§ AIM OF THE TASK
Report the count of lines below that include "does", without any other text.

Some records

>> Begin

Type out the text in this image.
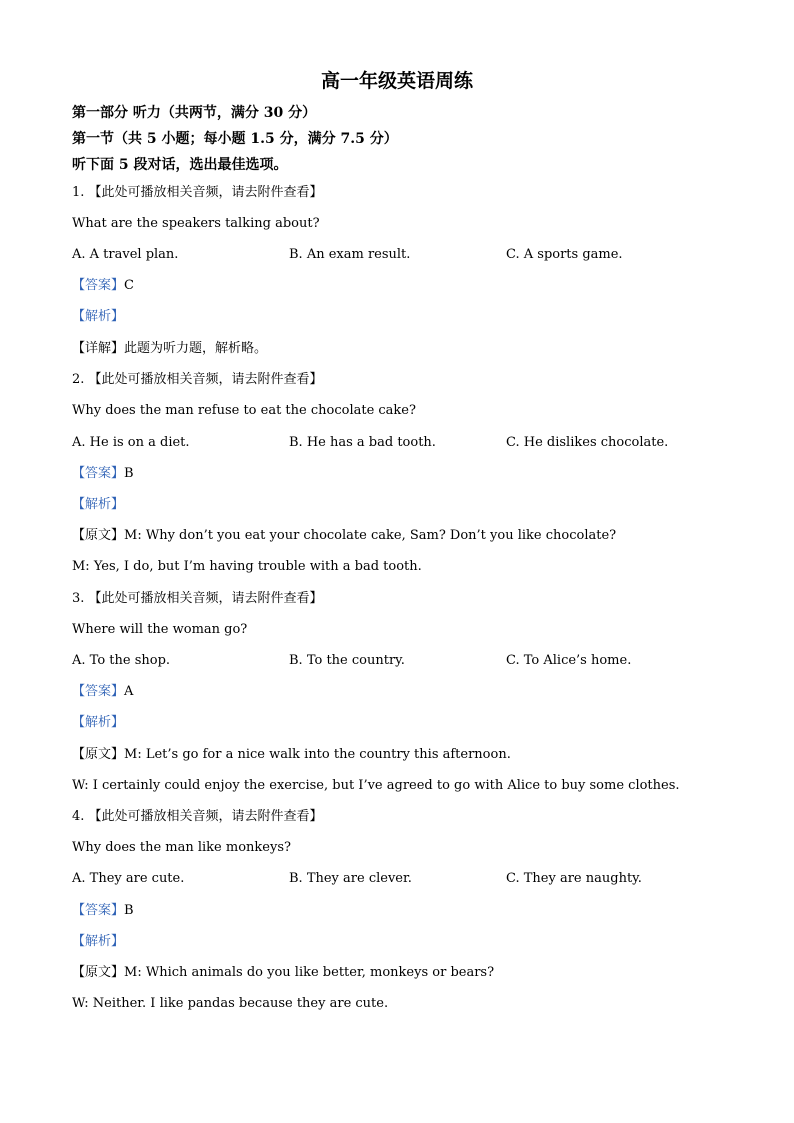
高一年级英语周练
第一部分 听力（共两节，满分 30 分）
第一节（共 5 小题；每小题 1.5 分，满分 7.5 分）
听下面 5 段对话，选出最佳选项。
1. 【此处可播放相关音频，请去附件查看】
What are the speakers talking about?
A. A travel plan.	B. An exam result.	C. A sports game.
【答案】C
【解析】
【详解】此题为听力题，解析略。
2. 【此处可播放相关音频，请去附件查看】
Why does the man refuse to eat the chocolate cake?
A. He is on a diet.	B. He has a bad tooth.	C. He dislikes chocolate.
【答案】B
【解析】
【原文】M: Why don’t you eat your chocolate cake, Sam? Don’t you like chocolate?
M: Yes, I do, but I’m having trouble with a bad tooth.
3. 【此处可播放相关音频，请去附件查看】
Where will the woman go?
A. To the shop.	B. To the country.	C. To Alice’s home.
【答案】A
【解析】
【原文】M: Let’s go for a nice walk into the country this afternoon.
W: I certainly could enjoy the exercise, but I’ve agreed to go with Alice to buy some clothes.
4. 【此处可播放相关音频，请去附件查看】
Why does the man like monkeys?
A. They are cute.	B. They are clever.	C. They are naughty.
【答案】B
【解析】
【原文】M: Which animals do you like better, monkeys or bears?
W: Neither. I like pandas because they are cute.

>> End

§ OUTPUT FOR THIS EXERCISE
2